• Given request:
Write out the whole of the material exactly.

[Dataset items]
==========
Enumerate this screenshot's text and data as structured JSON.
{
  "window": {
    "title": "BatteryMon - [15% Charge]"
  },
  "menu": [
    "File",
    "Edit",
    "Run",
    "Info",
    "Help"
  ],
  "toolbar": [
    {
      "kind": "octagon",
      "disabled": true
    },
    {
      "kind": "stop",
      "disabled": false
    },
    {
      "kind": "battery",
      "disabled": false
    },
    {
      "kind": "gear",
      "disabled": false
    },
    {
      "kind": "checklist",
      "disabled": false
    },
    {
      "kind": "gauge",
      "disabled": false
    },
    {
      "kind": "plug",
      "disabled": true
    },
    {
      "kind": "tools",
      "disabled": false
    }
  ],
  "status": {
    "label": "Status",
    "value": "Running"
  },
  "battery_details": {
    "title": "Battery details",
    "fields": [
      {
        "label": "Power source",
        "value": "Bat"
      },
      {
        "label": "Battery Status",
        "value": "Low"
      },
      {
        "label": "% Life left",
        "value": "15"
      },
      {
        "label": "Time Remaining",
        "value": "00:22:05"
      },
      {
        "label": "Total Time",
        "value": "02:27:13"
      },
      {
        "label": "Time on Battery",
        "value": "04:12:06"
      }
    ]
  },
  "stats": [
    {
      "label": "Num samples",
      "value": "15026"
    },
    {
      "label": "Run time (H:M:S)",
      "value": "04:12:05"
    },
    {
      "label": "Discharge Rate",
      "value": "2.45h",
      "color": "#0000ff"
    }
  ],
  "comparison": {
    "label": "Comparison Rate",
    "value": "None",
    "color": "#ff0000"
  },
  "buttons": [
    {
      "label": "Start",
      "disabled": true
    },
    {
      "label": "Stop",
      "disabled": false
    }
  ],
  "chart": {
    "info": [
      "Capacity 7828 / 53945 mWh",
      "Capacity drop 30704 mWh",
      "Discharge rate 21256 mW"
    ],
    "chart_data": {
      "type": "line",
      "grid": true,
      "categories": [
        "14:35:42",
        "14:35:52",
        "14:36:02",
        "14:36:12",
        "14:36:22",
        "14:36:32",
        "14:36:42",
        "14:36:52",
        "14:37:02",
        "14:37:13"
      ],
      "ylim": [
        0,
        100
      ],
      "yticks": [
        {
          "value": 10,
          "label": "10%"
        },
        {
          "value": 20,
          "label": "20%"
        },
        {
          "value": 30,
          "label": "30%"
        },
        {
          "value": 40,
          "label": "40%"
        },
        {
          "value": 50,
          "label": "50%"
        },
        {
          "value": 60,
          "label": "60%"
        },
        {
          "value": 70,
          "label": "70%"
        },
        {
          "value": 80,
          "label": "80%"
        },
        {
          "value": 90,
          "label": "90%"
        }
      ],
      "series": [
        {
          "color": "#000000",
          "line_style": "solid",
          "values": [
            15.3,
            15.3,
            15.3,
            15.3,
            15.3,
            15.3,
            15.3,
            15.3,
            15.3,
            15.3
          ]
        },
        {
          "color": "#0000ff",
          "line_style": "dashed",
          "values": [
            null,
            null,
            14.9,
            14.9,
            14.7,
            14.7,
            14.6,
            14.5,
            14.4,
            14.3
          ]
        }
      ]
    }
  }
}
==========
• Completed task:
Enumerate this screenshot's text and data as structured JSON.
{
  "window": {
    "title": "BatteryMon - [15% Charge]"
  },
  "menu": [
    "File",
    "Edit",
    "Run",
    "Info",
    "Help"
  ],
  "toolbar": [
    {
      "kind": "octagon",
      "disabled": true
    },
    {
      "kind": "stop",
      "disabled": false
    },
    {
      "kind": "battery",
      "disabled": false
    },
    {
      "kind": "gear",
      "disabled": false
    },
    {
      "kind": "checklist",
      "disabled": false
    },
    {
      "kind": "gauge",
      "disabled": false
    },
    {
      "kind": "plug",
      "disabled": true
    },
    {
      "kind": "tools",
      "disabled": false
    }
  ],
  "status": {
    "label": "Status",
    "value": "Running"
  },
  "battery_details": {
    "title": "Battery details",
    "fields": [
      {
        "label": "Power source",
        "value": "Bat"
      },
      {
        "label": "Battery Status",
        "value": "Low"
      },
      {
        "label": "% Life left",
        "value": "15"
      },
      {
        "label": "Time Remaining",
        "value": "00:22:05"
      },
      {
        "label": "Total Time",
        "value": "02:27:13"
      },
      {
        "label": "Time on Battery",
        "value": "04:12:06"
      }
    ]
  },
  "stats": [
    {
      "label": "Num samples",
      "value": "15026"
    },
    {
      "label": "Run time (H:M:S)",
      "value": "04:12:05"
    },
    {
      "label": "Discharge Rate",
      "value": "2.45h",
      "color": "#0000ff"
    }
  ],
  "comparison": {
    "label": "Comparison Rate",
    "value": "None",
    "color": "#ff0000"
  },
  "buttons": [
    {
      "label": "Start",
      "disabled": true
    },
    {
      "label": "Stop",
      "disabled": false
    }
  ],
  "chart": {
    "info": [
      "Capacity 7828 / 53945 mWh",
      "Capacity drop 30704 mWh",
      "Discharge rate 21256 mW"
    ],
    "chart_data": {
      "type": "line",
      "grid": true,
      "categories": [
        "14:35:42",
        "14:35:52",
        "14:36:02",
        "14:36:12",
        "14:36:22",
        "14:36:32",
        "14:36:42",
        "14:36:52",
        "14:37:02",
        "14:37:13"
      ],
      "ylim": [
        0,
        100
      ],
      "yticks": [
        {
          "value": 10,
          "label": "10%"
        },
        {
          "value": 20,
          "label": "20%"
        },
        {
          "value": 30,
          "label": "30%"
        },
        {
          "value": 40,
          "label": "40%"
        },
        {
          "value": 50,
          "label": "50%"
        },
        {
          "value": 60,
          "label": "60%"
        },
        {
          "value": 70,
          "label": "70%"
        },
        {
          "value": 80,
          "label": "80%"
        },
        {
          "value": 90,
          "label": "90%"
        }
      ],
      "series": [
        {
          "color": "#000000",
          "line_style": "solid",
          "values": [
            15.3,
            15.3,
            15.3,
            15.3,
            15.3,
            15.3,
            15.3,
            15.3,
            15.3,
            15.3
          ]
        },
        {
          "color": "#0000ff",
          "line_style": "dashed",
          "values": [
            null,
            null,
            14.9,
            14.9,
            14.7,
            14.7,
            14.6,
            14.5,
            14.4,
            14.3
          ]
        }
      ]
    }
  }
}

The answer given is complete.